SUPPLIED MATERIAL:
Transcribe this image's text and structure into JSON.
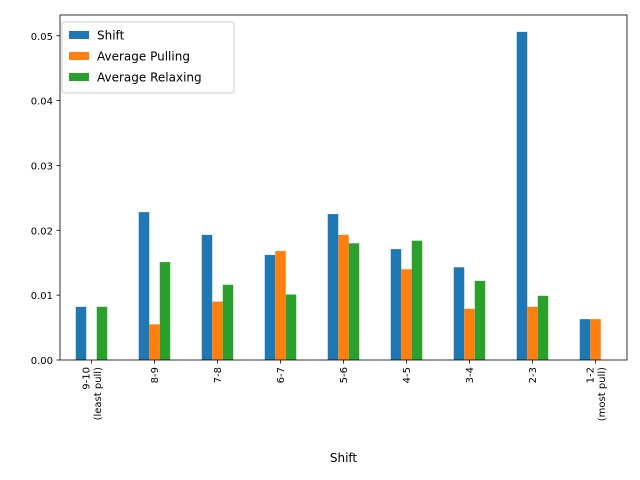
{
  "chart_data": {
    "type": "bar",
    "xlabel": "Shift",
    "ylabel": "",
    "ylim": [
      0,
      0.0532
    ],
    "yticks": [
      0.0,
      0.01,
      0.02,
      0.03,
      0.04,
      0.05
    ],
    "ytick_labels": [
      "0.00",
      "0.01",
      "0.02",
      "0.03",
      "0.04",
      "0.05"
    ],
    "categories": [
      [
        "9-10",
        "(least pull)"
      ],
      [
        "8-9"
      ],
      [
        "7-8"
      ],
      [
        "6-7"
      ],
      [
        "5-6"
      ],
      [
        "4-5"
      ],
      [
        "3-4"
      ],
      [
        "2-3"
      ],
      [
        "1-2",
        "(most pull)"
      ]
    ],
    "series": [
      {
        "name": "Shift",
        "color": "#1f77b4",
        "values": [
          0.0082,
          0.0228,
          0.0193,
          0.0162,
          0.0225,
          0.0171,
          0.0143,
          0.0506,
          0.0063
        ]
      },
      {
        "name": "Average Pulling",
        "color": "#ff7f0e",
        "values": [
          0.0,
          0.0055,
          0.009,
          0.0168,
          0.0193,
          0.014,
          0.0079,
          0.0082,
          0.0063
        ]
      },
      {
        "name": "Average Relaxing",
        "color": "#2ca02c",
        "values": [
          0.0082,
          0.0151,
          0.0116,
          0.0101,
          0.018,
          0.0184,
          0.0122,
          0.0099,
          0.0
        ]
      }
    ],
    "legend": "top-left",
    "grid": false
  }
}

WRITTEN PROBLEM: Leave out the pictures and print every line of the data exactly.

ANSWER TO THE EXERCISE:
Transcribe this image's text and structure into JSON.
{
  "chart_data": {
    "type": "bar",
    "xlabel": "Shift",
    "ylabel": "",
    "ylim": [
      0,
      0.0532
    ],
    "yticks": [
      0.0,
      0.01,
      0.02,
      0.03,
      0.04,
      0.05
    ],
    "ytick_labels": [
      "0.00",
      "0.01",
      "0.02",
      "0.03",
      "0.04",
      "0.05"
    ],
    "categories": [
      [
        "9-10",
        "(least pull)"
      ],
      [
        "8-9"
      ],
      [
        "7-8"
      ],
      [
        "6-7"
      ],
      [
        "5-6"
      ],
      [
        "4-5"
      ],
      [
        "3-4"
      ],
      [
        "2-3"
      ],
      [
        "1-2",
        "(most pull)"
      ]
    ],
    "series": [
      {
        "name": "Shift",
        "color": "#1f77b4",
        "values": [
          0.0082,
          0.0228,
          0.0193,
          0.0162,
          0.0225,
          0.0171,
          0.0143,
          0.0506,
          0.0063
        ]
      },
      {
        "name": "Average Pulling",
        "color": "#ff7f0e",
        "values": [
          0.0,
          0.0055,
          0.009,
          0.0168,
          0.0193,
          0.014,
          0.0079,
          0.0082,
          0.0063
        ]
      },
      {
        "name": "Average Relaxing",
        "color": "#2ca02c",
        "values": [
          0.0082,
          0.0151,
          0.0116,
          0.0101,
          0.018,
          0.0184,
          0.0122,
          0.0099,
          0.0
        ]
      }
    ],
    "legend": "top-left",
    "grid": false
  }
}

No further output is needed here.